§ Data shown:
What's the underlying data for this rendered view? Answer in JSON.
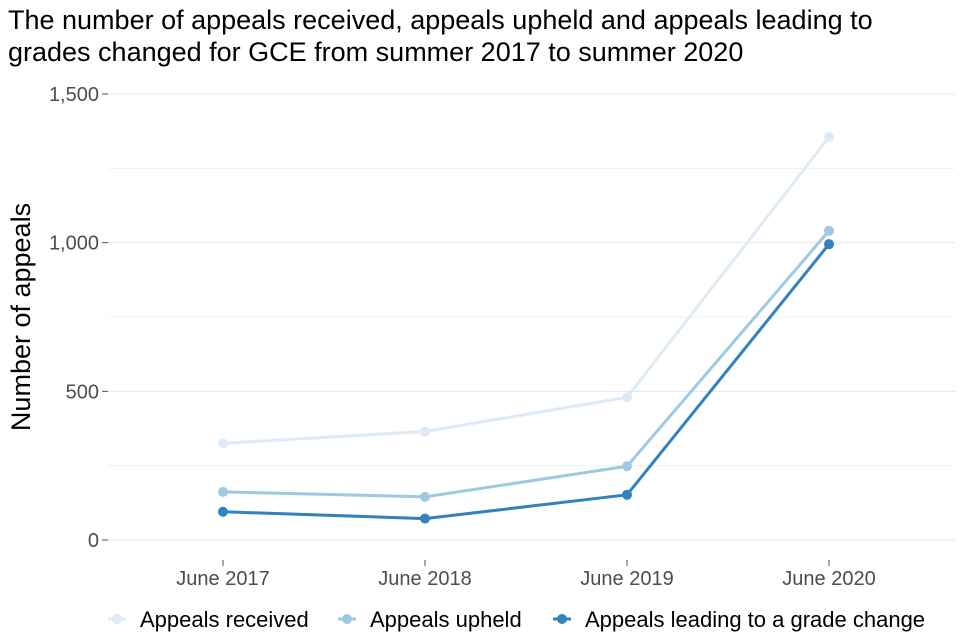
{
  "chart_data": {
    "type": "line",
    "title": "The number of appeals received, appeals upheld and appeals leading to grades changed for GCE from summer 2017 to summer 2020",
    "xlabel": "",
    "ylabel": "Number of appeals",
    "categories": [
      "June 2017",
      "June 2018",
      "June 2019",
      "June 2020"
    ],
    "ylim": [
      0,
      1500
    ],
    "yticks": [
      0,
      500,
      1000,
      1500
    ],
    "ytick_labels": [
      "0",
      "500",
      "1,000",
      "1,500"
    ],
    "grid": true,
    "legend_position": "bottom",
    "series": [
      {
        "name": "Appeals received",
        "color": "#deebf7",
        "values": [
          325,
          365,
          480,
          1355
        ]
      },
      {
        "name": "Appeals upheld",
        "color": "#9ecae1",
        "values": [
          162,
          145,
          248,
          1040
        ]
      },
      {
        "name": "Appeals leading to a grade change",
        "color": "#3182bd",
        "values": [
          95,
          72,
          152,
          995
        ]
      }
    ]
  }
}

§ The exercise: How many lines in the listing above contain the string "upheld"? Answer with the number only.

§ Finished answer: 2